§ PROBLEM STATEMENT
Count every line of these entries that holds the word "date", and reply with the number only.
>> START RECORDED INFORMATION
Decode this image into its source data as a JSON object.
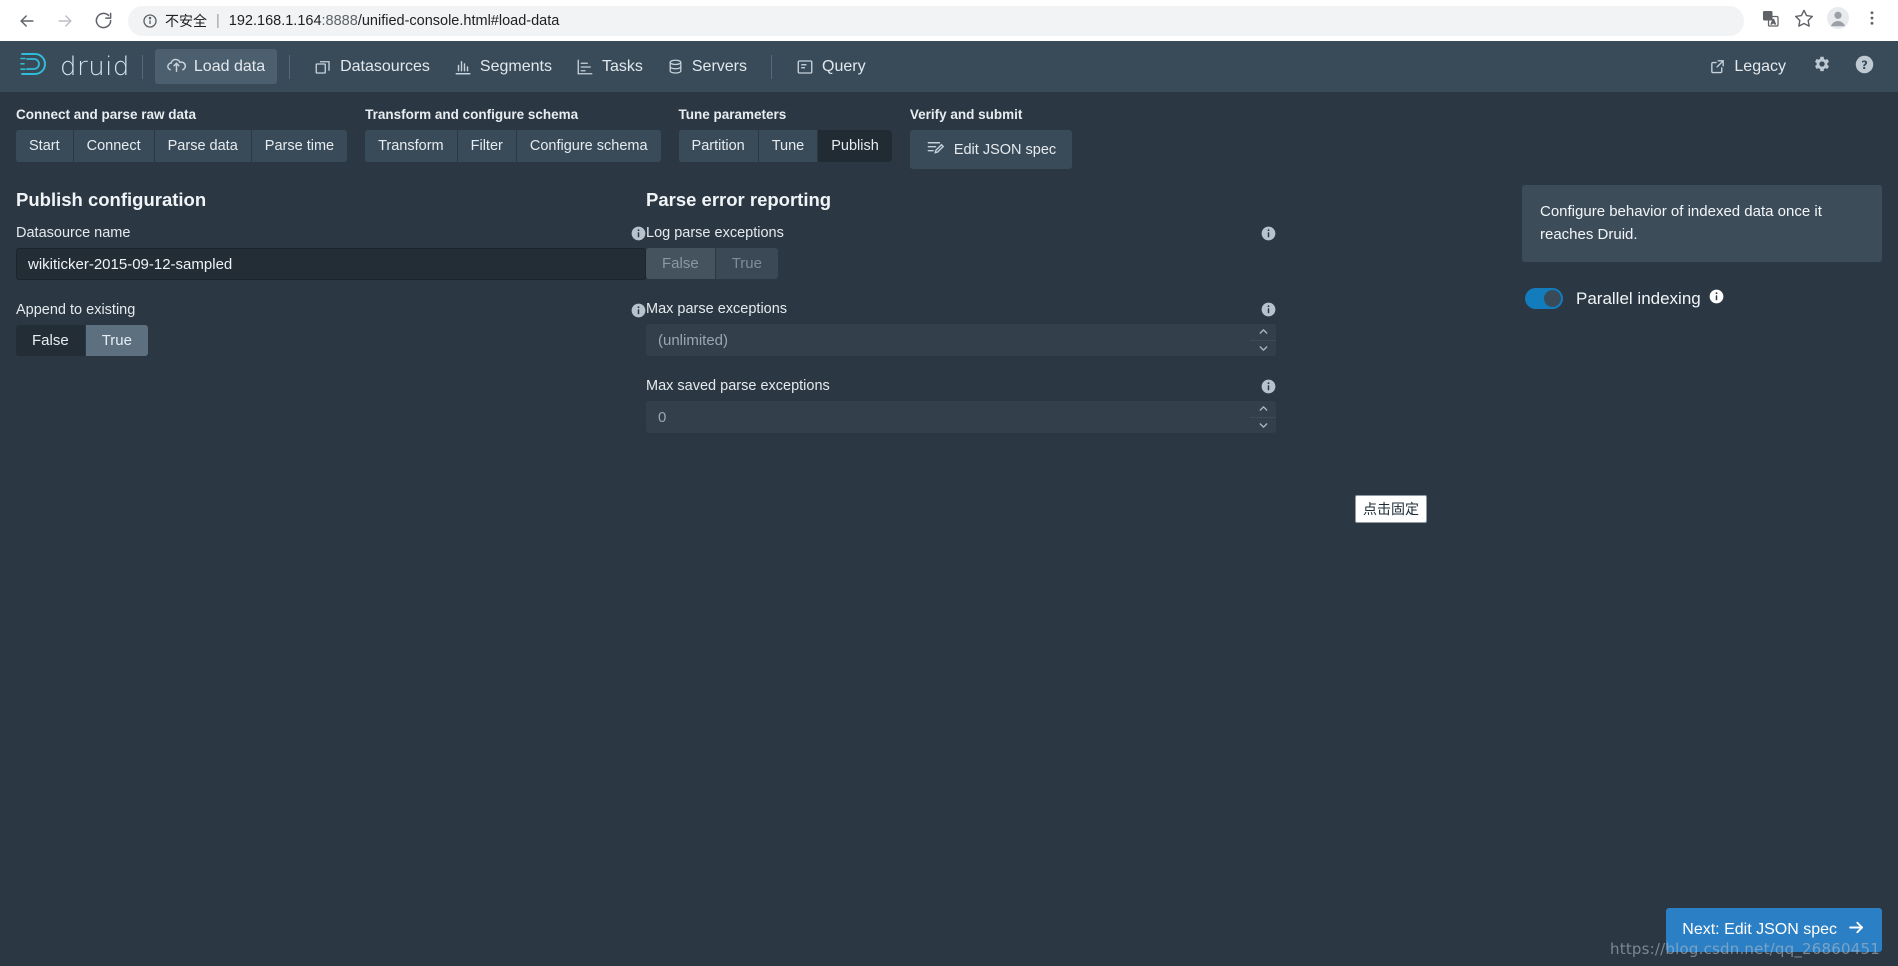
{
  "browser": {
    "back_icon": "back-arrow-icon",
    "forward_icon": "forward-arrow-icon",
    "reload_icon": "reload-icon",
    "security_label": "不安全",
    "url_host": "192.168.1.164",
    "url_port": ":8888",
    "url_path": "/unified-console.html#load-data",
    "translate_icon": "translate-icon",
    "bookmark_icon": "star-icon",
    "profile_icon": "avatar-icon",
    "menu_icon": "three-dot-menu-icon"
  },
  "navbar": {
    "brand": "druid",
    "items": [
      {
        "label": "Load data",
        "icon": "upload-cloud-icon",
        "active": true
      },
      {
        "label": "Datasources",
        "icon": "stack-icon",
        "active": false
      },
      {
        "label": "Segments",
        "icon": "bar-chart-icon",
        "active": false
      },
      {
        "label": "Tasks",
        "icon": "gantt-icon",
        "active": false
      },
      {
        "label": "Servers",
        "icon": "database-icon",
        "active": false
      },
      {
        "label": "Query",
        "icon": "console-icon",
        "active": false
      }
    ],
    "legacy_label": "Legacy",
    "legacy_icon": "external-link-icon",
    "settings_icon": "gear-icon",
    "help_icon": "help-circle-icon"
  },
  "steps": [
    {
      "title": "Connect and parse raw data",
      "buttons": [
        {
          "label": "Start",
          "active": false
        },
        {
          "label": "Connect",
          "active": false
        },
        {
          "label": "Parse data",
          "active": false
        },
        {
          "label": "Parse time",
          "active": false
        }
      ]
    },
    {
      "title": "Transform and configure schema",
      "buttons": [
        {
          "label": "Transform",
          "active": false
        },
        {
          "label": "Filter",
          "active": false
        },
        {
          "label": "Configure schema",
          "active": false
        }
      ]
    },
    {
      "title": "Tune parameters",
      "buttons": [
        {
          "label": "Partition",
          "active": false
        },
        {
          "label": "Tune",
          "active": false
        },
        {
          "label": "Publish",
          "active": true
        }
      ]
    },
    {
      "title": "Verify and submit",
      "json_spec_label": "Edit JSON spec",
      "json_spec_icon": "json-edit-icon"
    }
  ],
  "publish": {
    "heading": "Publish configuration",
    "datasource_name": {
      "label": "Datasource name",
      "value": "wikiticker-2015-09-12-sampled",
      "info_icon": "info-icon"
    },
    "append_to_existing": {
      "label": "Append to existing",
      "info_icon": "info-icon",
      "options": [
        {
          "label": "False",
          "selected": false
        },
        {
          "label": "True",
          "selected": true
        }
      ]
    }
  },
  "parse_error": {
    "heading": "Parse error reporting",
    "log_parse_exceptions": {
      "label": "Log parse exceptions",
      "info_icon": "info-icon",
      "disabled": true,
      "options": [
        {
          "label": "False",
          "selected": true
        },
        {
          "label": "True",
          "selected": false
        }
      ]
    },
    "max_parse_exceptions": {
      "label": "Max parse exceptions",
      "placeholder": "(unlimited)",
      "value": "",
      "info_icon": "info-icon",
      "spinner_up_icon": "chevron-up-icon",
      "spinner_down_icon": "chevron-down-icon"
    },
    "max_saved_parse_exceptions": {
      "label": "Max saved parse exceptions",
      "placeholder": "0",
      "value": "",
      "info_icon": "info-icon",
      "spinner_up_icon": "chevron-up-icon",
      "spinner_down_icon": "chevron-down-icon"
    }
  },
  "sidebar": {
    "info_text": "Configure behavior of indexed data once it reaches Druid.",
    "parallel_indexing": {
      "label": "Parallel indexing",
      "enabled": true,
      "info_icon": "info-icon"
    }
  },
  "tooltip": {
    "text": "点击固定"
  },
  "footer": {
    "next_label": "Next: Edit JSON spec",
    "next_icon": "arrow-right-icon",
    "watermark": "https://blog.csdn.net/qq_26860451"
  },
  "colors": {
    "accent_blue": "#137cbd",
    "next_button": "#2b7fc4",
    "navbar_bg": "#394b59",
    "page_bg": "#2b3742",
    "input_bg": "#232d36"
  }
}
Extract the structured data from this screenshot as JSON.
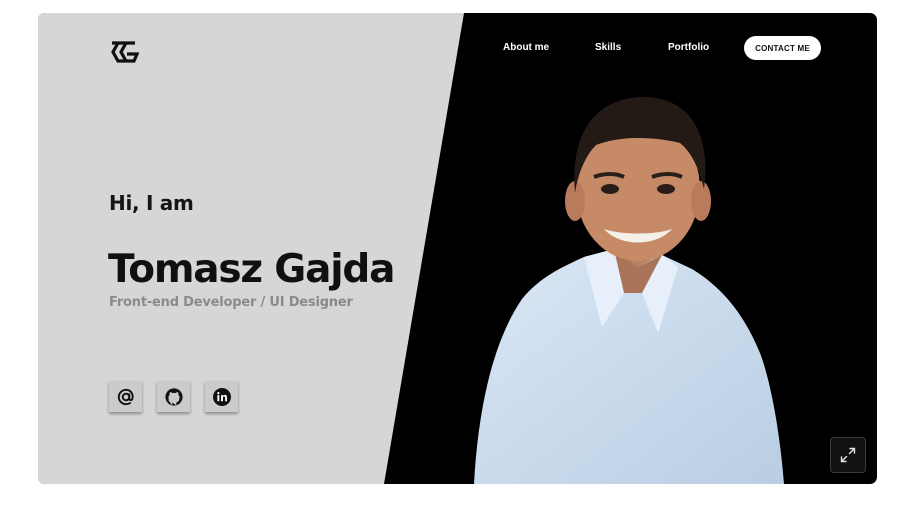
{
  "nav": {
    "links": [
      "About me",
      "Skills",
      "Portfolio"
    ],
    "contact_label": "CONTACT ME"
  },
  "hero": {
    "greeting": "Hi, I am",
    "name": "Tomasz Gajda",
    "role": "Front-end Developer / UI Designer"
  },
  "social": [
    "email-icon",
    "github-icon",
    "linkedin-icon"
  ],
  "icons": {
    "logo": "tg-monogram-logo",
    "expand": "expand-icon"
  },
  "colors": {
    "left_panel": "#d6d6d6",
    "right_panel": "#000000",
    "heading": "#101010",
    "subtitle": "#8a8a8a",
    "button_bg": "#ffffff"
  }
}
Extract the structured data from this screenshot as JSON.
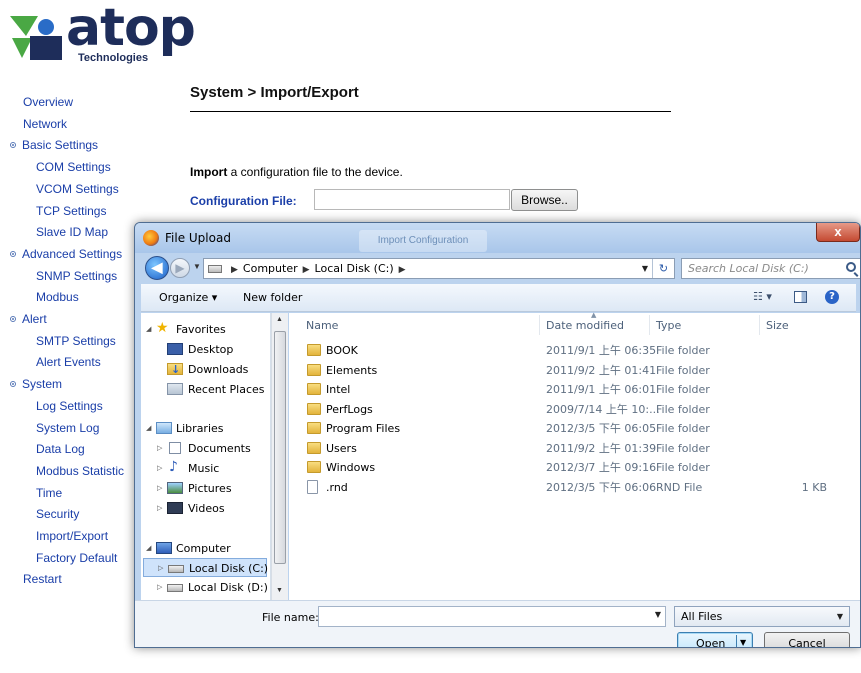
{
  "brand": {
    "name": "atop",
    "tagline": "Technologies"
  },
  "sidebar": {
    "items": [
      {
        "label": "Overview",
        "kind": "top"
      },
      {
        "label": "Network",
        "kind": "top"
      },
      {
        "label": "Basic Settings",
        "kind": "group"
      },
      {
        "label": "COM Settings",
        "kind": "sub"
      },
      {
        "label": "VCOM Settings",
        "kind": "sub"
      },
      {
        "label": "TCP Settings",
        "kind": "sub"
      },
      {
        "label": "Slave ID Map",
        "kind": "sub"
      },
      {
        "label": "Advanced Settings",
        "kind": "group"
      },
      {
        "label": "SNMP Settings",
        "kind": "sub"
      },
      {
        "label": "Modbus",
        "kind": "sub"
      },
      {
        "label": "Alert",
        "kind": "group"
      },
      {
        "label": "SMTP Settings",
        "kind": "sub"
      },
      {
        "label": "Alert Events",
        "kind": "sub"
      },
      {
        "label": "System",
        "kind": "group"
      },
      {
        "label": "Log Settings",
        "kind": "sub"
      },
      {
        "label": "System Log",
        "kind": "sub"
      },
      {
        "label": "Data Log",
        "kind": "sub"
      },
      {
        "label": "Modbus Statistic",
        "kind": "sub"
      },
      {
        "label": "Time",
        "kind": "sub"
      },
      {
        "label": "Security",
        "kind": "sub"
      },
      {
        "label": "Import/Export",
        "kind": "sub"
      },
      {
        "label": "Factory Default",
        "kind": "sub"
      },
      {
        "label": "Restart",
        "kind": "top"
      }
    ]
  },
  "main": {
    "title": "System > Import/Export",
    "import_bold": "Import",
    "import_rest": " a configuration file to the device.",
    "config_label": "Configuration File:",
    "config_value": "",
    "browse_label": "Browse..",
    "import_button_label": "Import Configuration"
  },
  "dialog": {
    "title": "File Upload",
    "close_label": "x",
    "breadcrumb": [
      "Computer",
      "Local Disk (C:)"
    ],
    "search_placeholder": "Search Local Disk (C:)",
    "toolbar": {
      "organize": "Organize ▾",
      "new_folder": "New folder"
    },
    "nav_tree": {
      "favorites": "Favorites",
      "desktop": "Desktop",
      "downloads": "Downloads",
      "recent": "Recent Places",
      "libraries": "Libraries",
      "documents": "Documents",
      "music": "Music",
      "pictures": "Pictures",
      "videos": "Videos",
      "computer": "Computer",
      "disk_c": "Local Disk (C:)",
      "disk_d": "Local Disk (D:)"
    },
    "columns": {
      "name": "Name",
      "date": "Date modified",
      "type": "Type",
      "size": "Size"
    },
    "files": [
      {
        "name": "BOOK",
        "date": "2011/9/1 上午 06:35",
        "type": "File folder",
        "size": ""
      },
      {
        "name": "Elements",
        "date": "2011/9/2 上午 01:41",
        "type": "File folder",
        "size": ""
      },
      {
        "name": "Intel",
        "date": "2011/9/1 上午 06:01",
        "type": "File folder",
        "size": ""
      },
      {
        "name": "PerfLogs",
        "date": "2009/7/14 上午 10:...",
        "type": "File folder",
        "size": ""
      },
      {
        "name": "Program Files",
        "date": "2012/3/5 下午 06:05",
        "type": "File folder",
        "size": ""
      },
      {
        "name": "Users",
        "date": "2011/9/2 上午 01:39",
        "type": "File folder",
        "size": ""
      },
      {
        "name": "Windows",
        "date": "2012/3/7 上午 09:16",
        "type": "File folder",
        "size": ""
      },
      {
        "name": ".rnd",
        "date": "2012/3/5 下午 06:06",
        "type": "RND File",
        "size": "1 KB"
      }
    ],
    "file_name_label": "File name:",
    "file_name_value": "",
    "file_type_selected": "All Files",
    "open_label": "Open",
    "cancel_label": "Cancel"
  }
}
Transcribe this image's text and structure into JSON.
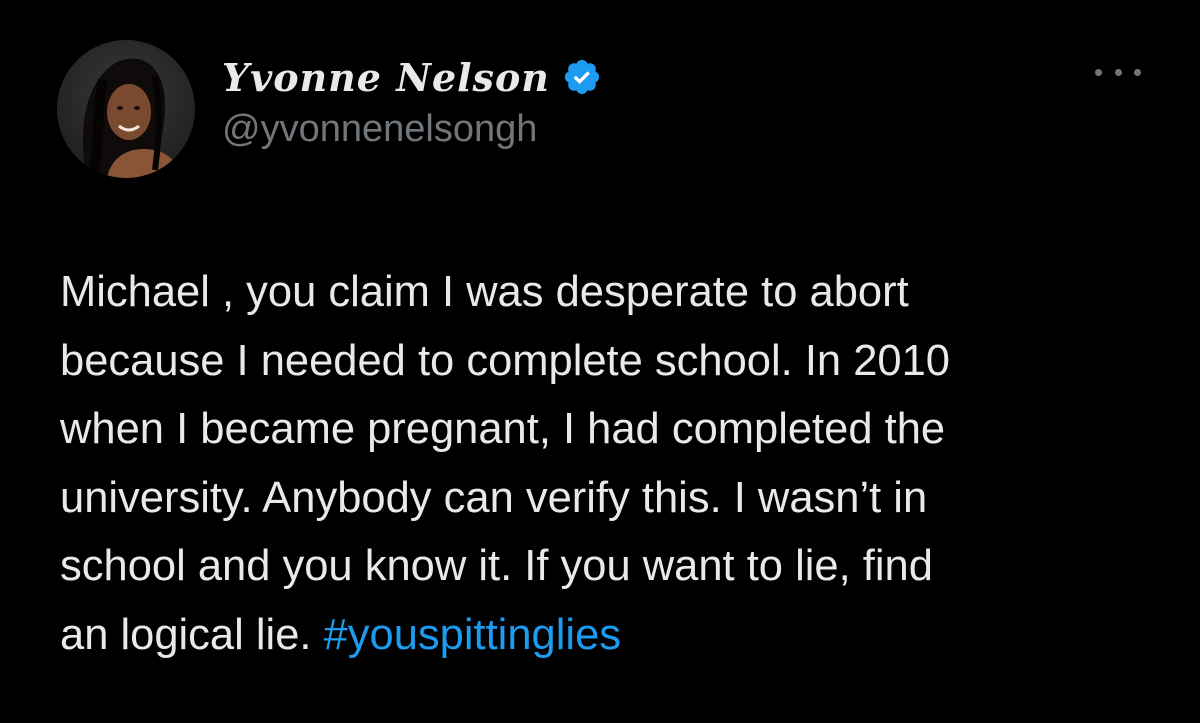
>> END RECORDED INFORMATION
§ RESPONSE FOR THIS EXERCISE
9